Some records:
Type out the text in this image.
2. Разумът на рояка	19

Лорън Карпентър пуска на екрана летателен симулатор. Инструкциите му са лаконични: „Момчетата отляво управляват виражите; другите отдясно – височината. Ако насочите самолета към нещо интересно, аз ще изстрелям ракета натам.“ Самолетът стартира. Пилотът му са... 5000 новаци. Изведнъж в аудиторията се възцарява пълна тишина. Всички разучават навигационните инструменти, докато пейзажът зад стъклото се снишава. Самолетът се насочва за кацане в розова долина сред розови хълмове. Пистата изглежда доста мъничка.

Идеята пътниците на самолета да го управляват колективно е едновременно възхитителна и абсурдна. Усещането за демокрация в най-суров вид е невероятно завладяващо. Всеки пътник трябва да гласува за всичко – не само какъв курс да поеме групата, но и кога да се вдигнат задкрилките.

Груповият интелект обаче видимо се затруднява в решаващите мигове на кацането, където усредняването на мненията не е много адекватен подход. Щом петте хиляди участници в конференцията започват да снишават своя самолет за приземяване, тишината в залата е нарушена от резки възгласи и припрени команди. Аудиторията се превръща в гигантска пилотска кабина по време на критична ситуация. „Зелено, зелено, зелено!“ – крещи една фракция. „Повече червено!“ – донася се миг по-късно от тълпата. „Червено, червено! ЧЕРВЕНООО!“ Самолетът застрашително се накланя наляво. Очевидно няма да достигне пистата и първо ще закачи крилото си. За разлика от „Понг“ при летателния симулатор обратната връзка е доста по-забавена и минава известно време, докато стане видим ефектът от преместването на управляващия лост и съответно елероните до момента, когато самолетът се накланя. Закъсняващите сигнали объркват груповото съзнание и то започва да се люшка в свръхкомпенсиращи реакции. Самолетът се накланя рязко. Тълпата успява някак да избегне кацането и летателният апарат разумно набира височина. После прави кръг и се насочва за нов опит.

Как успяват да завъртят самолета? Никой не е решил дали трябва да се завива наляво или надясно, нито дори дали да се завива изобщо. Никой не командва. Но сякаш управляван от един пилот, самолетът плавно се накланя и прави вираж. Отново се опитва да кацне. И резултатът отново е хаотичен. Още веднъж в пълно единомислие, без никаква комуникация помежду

Work to be completed: Search the data above for the string "самолета" and return every line that has it.

Written response:
Лорън Карпентър пуска на екрана летателен симулатор. Инструкциите му са лаконични: „Момчетата отляво управляват виражите; другите отдясно – височината. Ако насочите самолета към нещо интересно, аз ще изстрелям ракета натам.“ Самолетът стартира. Пилотът му са... 5000 новаци. Изведнъж в аудиторията се възцарява пълна тишина. Всички разучават навигационните инструменти, докато пейзажът зад стъклото се снишава. Самолетът се насочва за кацане в розова долина сред розови хълмове. Пистата изглежда доста мъничка.
Идеята пътниците на самолета да го управляват колективно е едновременно възхитителна и абсурдна. Усещането за демокрация в най-суров вид е невероятно завладяващо. Всеки пътник трябва да гласува за всичко – не само какъв курс да поеме групата, но и кога да се вдигнат задкрилките.
Как успяват да завъртят самолета? Никой не е решил дали трябва да се завива наляво или надясно, нито дори дали да се завива изобщо. Никой не командва. Но сякаш управляван от един пилот, самолетът плавно се накланя и прави вираж. Отново се опитва да кацне. И резултатът отново е хаотичен. Още веднъж в пълно единомислие, без никаква комуникация помежду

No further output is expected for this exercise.